*Directions:*
Only one number is wanted here: how many lines of the data hold "count".

*Dataset rows about figures:*
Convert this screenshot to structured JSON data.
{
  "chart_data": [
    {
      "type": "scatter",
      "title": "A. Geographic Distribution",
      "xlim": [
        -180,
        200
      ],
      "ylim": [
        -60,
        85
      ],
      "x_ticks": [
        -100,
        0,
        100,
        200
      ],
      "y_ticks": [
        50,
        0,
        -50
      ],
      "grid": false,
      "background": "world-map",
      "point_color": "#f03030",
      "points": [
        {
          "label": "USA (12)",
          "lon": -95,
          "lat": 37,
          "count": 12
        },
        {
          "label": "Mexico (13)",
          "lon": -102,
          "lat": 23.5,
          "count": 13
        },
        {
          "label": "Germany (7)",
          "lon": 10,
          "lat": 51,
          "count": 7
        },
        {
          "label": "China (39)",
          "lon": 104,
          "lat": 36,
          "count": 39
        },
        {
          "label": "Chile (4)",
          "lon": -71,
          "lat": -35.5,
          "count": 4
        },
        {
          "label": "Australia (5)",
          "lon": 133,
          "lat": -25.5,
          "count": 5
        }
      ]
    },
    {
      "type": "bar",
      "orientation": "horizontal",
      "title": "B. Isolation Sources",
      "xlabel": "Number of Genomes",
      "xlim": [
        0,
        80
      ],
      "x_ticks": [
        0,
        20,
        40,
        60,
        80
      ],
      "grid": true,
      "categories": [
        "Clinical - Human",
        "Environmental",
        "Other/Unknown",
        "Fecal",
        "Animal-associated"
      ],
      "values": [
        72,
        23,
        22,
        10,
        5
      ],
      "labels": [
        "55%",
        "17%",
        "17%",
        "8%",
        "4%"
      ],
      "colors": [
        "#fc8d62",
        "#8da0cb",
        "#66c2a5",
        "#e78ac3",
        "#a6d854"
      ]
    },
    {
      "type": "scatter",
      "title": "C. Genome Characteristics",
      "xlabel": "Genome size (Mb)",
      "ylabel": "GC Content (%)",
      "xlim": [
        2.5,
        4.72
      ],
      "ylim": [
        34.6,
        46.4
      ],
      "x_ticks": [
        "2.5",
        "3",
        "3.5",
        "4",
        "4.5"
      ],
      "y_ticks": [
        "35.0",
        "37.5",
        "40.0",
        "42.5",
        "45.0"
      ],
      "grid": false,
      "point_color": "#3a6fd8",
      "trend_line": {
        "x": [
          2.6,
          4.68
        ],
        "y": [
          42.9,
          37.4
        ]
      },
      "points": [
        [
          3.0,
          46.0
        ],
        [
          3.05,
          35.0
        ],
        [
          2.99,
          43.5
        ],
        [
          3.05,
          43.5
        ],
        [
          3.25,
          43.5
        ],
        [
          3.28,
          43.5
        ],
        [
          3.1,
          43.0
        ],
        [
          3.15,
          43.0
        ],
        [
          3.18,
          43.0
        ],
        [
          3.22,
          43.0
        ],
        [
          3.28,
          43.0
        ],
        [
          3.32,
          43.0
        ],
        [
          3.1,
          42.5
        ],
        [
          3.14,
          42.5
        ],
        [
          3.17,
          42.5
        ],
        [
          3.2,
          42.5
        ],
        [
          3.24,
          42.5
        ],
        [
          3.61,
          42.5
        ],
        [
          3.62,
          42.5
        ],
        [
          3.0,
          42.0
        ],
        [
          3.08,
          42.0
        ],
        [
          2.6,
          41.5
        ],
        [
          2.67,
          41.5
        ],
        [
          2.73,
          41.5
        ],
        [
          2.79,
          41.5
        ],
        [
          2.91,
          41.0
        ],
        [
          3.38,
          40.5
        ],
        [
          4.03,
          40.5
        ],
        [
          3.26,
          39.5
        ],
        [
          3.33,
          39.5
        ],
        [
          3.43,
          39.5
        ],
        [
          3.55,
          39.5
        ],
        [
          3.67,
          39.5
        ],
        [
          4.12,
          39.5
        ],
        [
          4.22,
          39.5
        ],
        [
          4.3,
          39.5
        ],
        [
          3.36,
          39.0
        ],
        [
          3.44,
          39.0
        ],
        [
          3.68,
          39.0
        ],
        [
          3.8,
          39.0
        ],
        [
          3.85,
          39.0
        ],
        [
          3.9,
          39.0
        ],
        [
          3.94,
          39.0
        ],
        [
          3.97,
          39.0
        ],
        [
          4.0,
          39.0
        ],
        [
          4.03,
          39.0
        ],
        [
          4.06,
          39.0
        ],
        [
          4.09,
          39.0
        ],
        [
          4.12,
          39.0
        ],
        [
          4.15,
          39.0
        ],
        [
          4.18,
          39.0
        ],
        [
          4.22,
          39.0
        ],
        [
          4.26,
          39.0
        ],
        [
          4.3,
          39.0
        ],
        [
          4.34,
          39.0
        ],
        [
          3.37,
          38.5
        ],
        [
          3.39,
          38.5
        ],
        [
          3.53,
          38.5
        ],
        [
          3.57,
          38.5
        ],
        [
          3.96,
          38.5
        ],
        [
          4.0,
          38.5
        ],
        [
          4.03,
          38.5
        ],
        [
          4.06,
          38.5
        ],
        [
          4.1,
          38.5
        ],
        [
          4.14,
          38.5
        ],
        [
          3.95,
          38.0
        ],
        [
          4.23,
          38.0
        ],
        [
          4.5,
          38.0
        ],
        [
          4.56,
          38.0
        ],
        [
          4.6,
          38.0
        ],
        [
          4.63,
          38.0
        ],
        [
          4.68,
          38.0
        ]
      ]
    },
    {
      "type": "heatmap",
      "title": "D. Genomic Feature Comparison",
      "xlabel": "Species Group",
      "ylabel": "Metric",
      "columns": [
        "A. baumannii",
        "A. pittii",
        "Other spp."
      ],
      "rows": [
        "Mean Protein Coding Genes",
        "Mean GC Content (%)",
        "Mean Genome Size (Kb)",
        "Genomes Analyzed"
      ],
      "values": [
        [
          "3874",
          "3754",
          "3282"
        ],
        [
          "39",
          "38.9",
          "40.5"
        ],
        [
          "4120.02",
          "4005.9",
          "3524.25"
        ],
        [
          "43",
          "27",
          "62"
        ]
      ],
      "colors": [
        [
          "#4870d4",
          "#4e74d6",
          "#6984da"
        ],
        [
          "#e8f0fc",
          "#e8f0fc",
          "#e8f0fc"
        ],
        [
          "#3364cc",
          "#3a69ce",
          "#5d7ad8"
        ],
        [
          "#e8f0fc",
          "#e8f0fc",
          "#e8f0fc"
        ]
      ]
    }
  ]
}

*Response:*
6